Dataset entries
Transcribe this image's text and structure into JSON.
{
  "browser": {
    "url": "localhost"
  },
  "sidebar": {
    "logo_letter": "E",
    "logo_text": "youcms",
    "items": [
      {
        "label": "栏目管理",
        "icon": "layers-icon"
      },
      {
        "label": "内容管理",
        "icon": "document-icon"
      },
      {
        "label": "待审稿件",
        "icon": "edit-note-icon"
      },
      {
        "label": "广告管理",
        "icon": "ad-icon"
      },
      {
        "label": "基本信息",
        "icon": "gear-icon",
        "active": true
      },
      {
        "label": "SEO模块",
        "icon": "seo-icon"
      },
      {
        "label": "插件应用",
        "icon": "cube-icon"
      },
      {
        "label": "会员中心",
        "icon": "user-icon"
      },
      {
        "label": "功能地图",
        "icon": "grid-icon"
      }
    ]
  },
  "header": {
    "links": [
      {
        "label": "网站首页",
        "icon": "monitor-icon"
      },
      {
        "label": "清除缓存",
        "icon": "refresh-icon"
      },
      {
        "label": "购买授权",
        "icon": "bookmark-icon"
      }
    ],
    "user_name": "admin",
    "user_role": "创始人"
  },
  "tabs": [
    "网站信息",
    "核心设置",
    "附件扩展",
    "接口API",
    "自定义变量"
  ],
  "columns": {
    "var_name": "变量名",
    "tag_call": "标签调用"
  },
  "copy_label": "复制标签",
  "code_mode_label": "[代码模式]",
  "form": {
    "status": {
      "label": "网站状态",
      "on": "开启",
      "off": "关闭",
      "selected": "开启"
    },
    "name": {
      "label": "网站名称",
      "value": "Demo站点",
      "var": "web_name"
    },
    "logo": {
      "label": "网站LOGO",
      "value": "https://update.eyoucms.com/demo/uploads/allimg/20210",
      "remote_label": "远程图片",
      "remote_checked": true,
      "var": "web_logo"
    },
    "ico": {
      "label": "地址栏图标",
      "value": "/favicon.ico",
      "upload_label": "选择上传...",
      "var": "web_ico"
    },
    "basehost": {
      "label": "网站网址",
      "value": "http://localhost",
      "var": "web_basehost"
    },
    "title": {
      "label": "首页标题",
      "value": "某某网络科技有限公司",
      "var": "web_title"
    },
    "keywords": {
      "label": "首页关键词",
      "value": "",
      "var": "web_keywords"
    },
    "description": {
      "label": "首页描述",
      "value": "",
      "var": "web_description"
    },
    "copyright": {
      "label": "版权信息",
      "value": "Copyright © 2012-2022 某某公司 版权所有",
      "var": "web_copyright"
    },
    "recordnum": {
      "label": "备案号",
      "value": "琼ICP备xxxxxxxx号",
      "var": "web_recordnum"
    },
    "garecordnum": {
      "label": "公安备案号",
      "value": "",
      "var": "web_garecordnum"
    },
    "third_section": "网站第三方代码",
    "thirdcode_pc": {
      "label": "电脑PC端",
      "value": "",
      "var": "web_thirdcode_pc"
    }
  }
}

* WRITTEN PROBLEM
Find the word "value" and list each line it appears in.

* SOLUTION
      "value": "Demo站点",
      "value": "https://update.eyoucms.com/demo/uploads/allimg/20210",
      "value": "/favicon.ico",
      "value": "http://localhost",
      "value": "某某网络科技有限公司",
      "value": "",
      "value": "",
      "value": "Copyright © 2012-2022 某某公司 版权所有",
      "value": "琼ICP备xxxxxxxx号",
      "value": "",
      "value": "",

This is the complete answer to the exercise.